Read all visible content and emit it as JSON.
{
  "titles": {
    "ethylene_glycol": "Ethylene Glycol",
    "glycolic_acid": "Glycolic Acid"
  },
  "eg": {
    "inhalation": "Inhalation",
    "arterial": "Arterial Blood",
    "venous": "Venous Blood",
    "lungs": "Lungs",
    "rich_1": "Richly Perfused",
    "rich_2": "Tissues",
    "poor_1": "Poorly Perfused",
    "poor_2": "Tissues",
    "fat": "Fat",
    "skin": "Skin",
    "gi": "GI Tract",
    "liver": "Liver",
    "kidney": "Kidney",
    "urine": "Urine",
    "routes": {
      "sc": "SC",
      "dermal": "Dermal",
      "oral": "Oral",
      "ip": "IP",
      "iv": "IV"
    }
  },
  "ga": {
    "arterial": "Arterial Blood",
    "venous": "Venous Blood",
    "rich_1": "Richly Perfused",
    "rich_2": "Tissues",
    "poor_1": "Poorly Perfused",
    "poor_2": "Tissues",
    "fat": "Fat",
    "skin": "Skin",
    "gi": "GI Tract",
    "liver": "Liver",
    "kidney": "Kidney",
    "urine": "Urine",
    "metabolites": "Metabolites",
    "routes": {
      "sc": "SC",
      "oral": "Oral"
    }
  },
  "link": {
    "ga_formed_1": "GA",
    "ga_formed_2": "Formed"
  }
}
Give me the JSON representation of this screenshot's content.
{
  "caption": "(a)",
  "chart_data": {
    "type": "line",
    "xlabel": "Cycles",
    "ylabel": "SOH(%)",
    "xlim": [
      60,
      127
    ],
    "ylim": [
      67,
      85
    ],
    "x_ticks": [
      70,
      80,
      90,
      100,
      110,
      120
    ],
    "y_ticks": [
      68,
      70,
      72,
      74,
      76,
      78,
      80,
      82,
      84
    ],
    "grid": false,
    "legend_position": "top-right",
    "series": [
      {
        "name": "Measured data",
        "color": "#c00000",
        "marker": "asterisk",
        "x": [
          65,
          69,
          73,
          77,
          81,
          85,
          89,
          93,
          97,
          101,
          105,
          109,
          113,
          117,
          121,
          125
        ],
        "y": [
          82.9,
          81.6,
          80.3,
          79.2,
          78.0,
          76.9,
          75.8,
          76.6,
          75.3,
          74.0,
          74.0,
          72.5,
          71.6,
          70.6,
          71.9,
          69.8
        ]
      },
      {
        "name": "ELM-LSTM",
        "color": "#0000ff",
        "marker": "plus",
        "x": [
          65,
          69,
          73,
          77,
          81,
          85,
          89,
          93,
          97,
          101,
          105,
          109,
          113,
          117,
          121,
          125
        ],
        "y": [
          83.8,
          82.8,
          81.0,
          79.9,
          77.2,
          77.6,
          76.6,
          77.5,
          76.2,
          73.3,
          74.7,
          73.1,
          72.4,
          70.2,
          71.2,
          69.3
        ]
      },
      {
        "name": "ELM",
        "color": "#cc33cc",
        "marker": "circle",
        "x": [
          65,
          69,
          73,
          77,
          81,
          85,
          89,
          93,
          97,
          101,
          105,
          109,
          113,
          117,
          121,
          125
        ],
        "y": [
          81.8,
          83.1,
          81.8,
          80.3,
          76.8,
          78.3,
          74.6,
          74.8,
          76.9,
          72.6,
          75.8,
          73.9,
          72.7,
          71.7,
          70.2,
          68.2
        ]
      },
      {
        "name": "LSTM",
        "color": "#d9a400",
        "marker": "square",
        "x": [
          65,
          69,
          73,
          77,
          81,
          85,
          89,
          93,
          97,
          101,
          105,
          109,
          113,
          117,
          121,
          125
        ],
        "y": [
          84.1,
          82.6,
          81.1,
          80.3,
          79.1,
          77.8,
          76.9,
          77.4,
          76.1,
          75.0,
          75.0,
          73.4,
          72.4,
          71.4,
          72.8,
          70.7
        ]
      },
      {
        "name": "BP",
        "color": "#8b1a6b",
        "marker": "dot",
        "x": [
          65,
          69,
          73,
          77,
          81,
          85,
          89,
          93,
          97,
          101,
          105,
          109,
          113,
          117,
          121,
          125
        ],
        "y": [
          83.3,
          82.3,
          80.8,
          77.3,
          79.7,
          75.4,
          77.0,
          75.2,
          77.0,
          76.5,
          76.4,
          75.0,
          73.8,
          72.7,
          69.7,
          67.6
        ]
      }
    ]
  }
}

→ Given request:
Output every entry shown above, exactly.

→ Exercise solution:
Read all visible content and emit it as JSON.
{
  "titles": {
    "ethylene_glycol": "Ethylene Glycol",
    "glycolic_acid": "Glycolic Acid"
  },
  "eg": {
    "inhalation": "Inhalation",
    "arterial": "Arterial Blood",
    "venous": "Venous Blood",
    "lungs": "Lungs",
    "rich_1": "Richly Perfused",
    "rich_2": "Tissues",
    "poor_1": "Poorly Perfused",
    "poor_2": "Tissues",
    "fat": "Fat",
    "skin": "Skin",
    "gi": "GI Tract",
    "liver": "Liver",
    "kidney": "Kidney",
    "urine": "Urine",
    "routes": {
      "sc": "SC",
      "dermal": "Dermal",
      "oral": "Oral",
      "ip": "IP",
      "iv": "IV"
    }
  },
  "ga": {
    "arterial": "Arterial Blood",
    "venous": "Venous Blood",
    "rich_1": "Richly Perfused",
    "rich_2": "Tissues",
    "poor_1": "Poorly Perfused",
    "poor_2": "Tissues",
    "fat": "Fat",
    "skin": "Skin",
    "gi": "GI Tract",
    "liver": "Liver",
    "kidney": "Kidney",
    "urine": "Urine",
    "metabolites": "Metabolites",
    "routes": {
      "sc": "SC",
      "oral": "Oral"
    }
  },
  "link": {
    "ga_formed_1": "GA",
    "ga_formed_2": "Formed"
  }
}
Give me the JSON representation of this screenshot's content.
{
  "caption": "(a)",
  "chart_data": {
    "type": "line",
    "xlabel": "Cycles",
    "ylabel": "SOH(%)",
    "xlim": [
      60,
      127
    ],
    "ylim": [
      67,
      85
    ],
    "x_ticks": [
      70,
      80,
      90,
      100,
      110,
      120
    ],
    "y_ticks": [
      68,
      70,
      72,
      74,
      76,
      78,
      80,
      82,
      84
    ],
    "grid": false,
    "legend_position": "top-right",
    "series": [
      {
        "name": "Measured data",
        "color": "#c00000",
        "marker": "asterisk",
        "x": [
          65,
          69,
          73,
          77,
          81,
          85,
          89,
          93,
          97,
          101,
          105,
          109,
          113,
          117,
          121,
          125
        ],
        "y": [
          82.9,
          81.6,
          80.3,
          79.2,
          78.0,
          76.9,
          75.8,
          76.6,
          75.3,
          74.0,
          74.0,
          72.5,
          71.6,
          70.6,
          71.9,
          69.8
        ]
      },
      {
        "name": "ELM-LSTM",
        "color": "#0000ff",
        "marker": "plus",
        "x": [
          65,
          69,
          73,
          77,
          81,
          85,
          89,
          93,
          97,
          101,
          105,
          109,
          113,
          117,
          121,
          125
        ],
        "y": [
          83.8,
          82.8,
          81.0,
          79.9,
          77.2,
          77.6,
          76.6,
          77.5,
          76.2,
          73.3,
          74.7,
          73.1,
          72.4,
          70.2,
          71.2,
          69.3
        ]
      },
      {
        "name": "ELM",
        "color": "#cc33cc",
        "marker": "circle",
        "x": [
          65,
          69,
          73,
          77,
          81,
          85,
          89,
          93,
          97,
          101,
          105,
          109,
          113,
          117,
          121,
          125
        ],
        "y": [
          81.8,
          83.1,
          81.8,
          80.3,
          76.8,
          78.3,
          74.6,
          74.8,
          76.9,
          72.6,
          75.8,
          73.9,
          72.7,
          71.7,
          70.2,
          68.2
        ]
      },
      {
        "name": "LSTM",
        "color": "#d9a400",
        "marker": "square",
        "x": [
          65,
          69,
          73,
          77,
          81,
          85,
          89,
          93,
          97,
          101,
          105,
          109,
          113,
          117,
          121,
          125
        ],
        "y": [
          84.1,
          82.6,
          81.1,
          80.3,
          79.1,
          77.8,
          76.9,
          77.4,
          76.1,
          75.0,
          75.0,
          73.4,
          72.4,
          71.4,
          72.8,
          70.7
        ]
      },
      {
        "name": "BP",
        "color": "#8b1a6b",
        "marker": "dot",
        "x": [
          65,
          69,
          73,
          77,
          81,
          85,
          89,
          93,
          97,
          101,
          105,
          109,
          113,
          117,
          121,
          125
        ],
        "y": [
          83.3,
          82.3,
          80.8,
          77.3,
          79.7,
          75.4,
          77.0,
          75.2,
          77.0,
          76.5,
          76.4,
          75.0,
          73.8,
          72.7,
          69.7,
          67.6
        ]
      }
    ]
  }
}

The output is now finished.